** Problem description **
From the listing below, return each line that includes "type".

** Provided entries **

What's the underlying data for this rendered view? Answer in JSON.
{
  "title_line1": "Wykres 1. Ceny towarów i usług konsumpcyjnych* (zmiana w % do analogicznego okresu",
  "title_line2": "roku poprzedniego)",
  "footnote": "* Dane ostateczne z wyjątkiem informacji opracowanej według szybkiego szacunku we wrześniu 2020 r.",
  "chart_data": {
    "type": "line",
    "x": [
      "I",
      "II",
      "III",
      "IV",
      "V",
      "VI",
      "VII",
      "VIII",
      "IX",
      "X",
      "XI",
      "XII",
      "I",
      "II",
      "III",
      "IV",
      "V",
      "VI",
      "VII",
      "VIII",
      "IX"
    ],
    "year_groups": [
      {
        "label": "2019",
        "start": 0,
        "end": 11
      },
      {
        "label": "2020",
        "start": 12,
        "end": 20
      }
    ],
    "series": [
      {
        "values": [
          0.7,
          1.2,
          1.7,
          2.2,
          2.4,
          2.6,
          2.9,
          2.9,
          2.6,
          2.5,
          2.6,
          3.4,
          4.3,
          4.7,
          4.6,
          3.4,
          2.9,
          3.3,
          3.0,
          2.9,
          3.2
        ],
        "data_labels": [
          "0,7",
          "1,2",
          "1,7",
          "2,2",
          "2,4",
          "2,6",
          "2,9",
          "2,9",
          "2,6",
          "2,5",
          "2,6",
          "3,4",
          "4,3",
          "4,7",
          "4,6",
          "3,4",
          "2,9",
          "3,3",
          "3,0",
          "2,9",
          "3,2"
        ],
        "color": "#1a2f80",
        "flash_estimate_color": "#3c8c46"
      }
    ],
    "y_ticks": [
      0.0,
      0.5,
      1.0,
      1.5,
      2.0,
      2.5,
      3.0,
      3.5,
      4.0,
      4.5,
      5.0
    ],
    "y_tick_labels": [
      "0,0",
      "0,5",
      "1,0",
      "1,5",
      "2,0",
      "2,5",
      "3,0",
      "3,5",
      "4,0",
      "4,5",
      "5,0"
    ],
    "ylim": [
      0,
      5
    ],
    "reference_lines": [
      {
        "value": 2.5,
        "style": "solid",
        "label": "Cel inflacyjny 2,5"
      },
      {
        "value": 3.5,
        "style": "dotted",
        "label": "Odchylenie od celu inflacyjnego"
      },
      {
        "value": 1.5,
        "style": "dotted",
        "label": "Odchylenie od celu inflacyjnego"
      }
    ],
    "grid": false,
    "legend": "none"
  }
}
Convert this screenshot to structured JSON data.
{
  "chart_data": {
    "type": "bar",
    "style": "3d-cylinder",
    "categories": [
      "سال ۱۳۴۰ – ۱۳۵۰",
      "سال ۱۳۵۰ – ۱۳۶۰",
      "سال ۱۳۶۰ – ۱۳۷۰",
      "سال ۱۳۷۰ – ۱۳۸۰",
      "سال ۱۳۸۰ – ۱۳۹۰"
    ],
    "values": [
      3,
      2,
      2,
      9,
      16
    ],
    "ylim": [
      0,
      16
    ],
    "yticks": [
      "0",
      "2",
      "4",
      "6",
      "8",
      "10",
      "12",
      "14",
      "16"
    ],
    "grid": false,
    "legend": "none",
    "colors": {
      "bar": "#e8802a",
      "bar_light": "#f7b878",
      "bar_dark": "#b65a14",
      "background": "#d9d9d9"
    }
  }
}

* * *

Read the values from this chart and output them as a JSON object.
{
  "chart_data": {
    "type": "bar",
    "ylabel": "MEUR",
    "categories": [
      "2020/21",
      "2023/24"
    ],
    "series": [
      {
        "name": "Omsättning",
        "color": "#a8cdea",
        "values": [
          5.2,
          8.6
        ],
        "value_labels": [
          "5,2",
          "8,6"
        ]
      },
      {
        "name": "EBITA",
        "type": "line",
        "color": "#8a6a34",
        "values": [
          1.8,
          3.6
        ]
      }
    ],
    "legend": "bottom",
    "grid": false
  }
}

** Solved exercise **
    "type": "line",
    "type": "bar",
    "type": "bar",
        "type": "line",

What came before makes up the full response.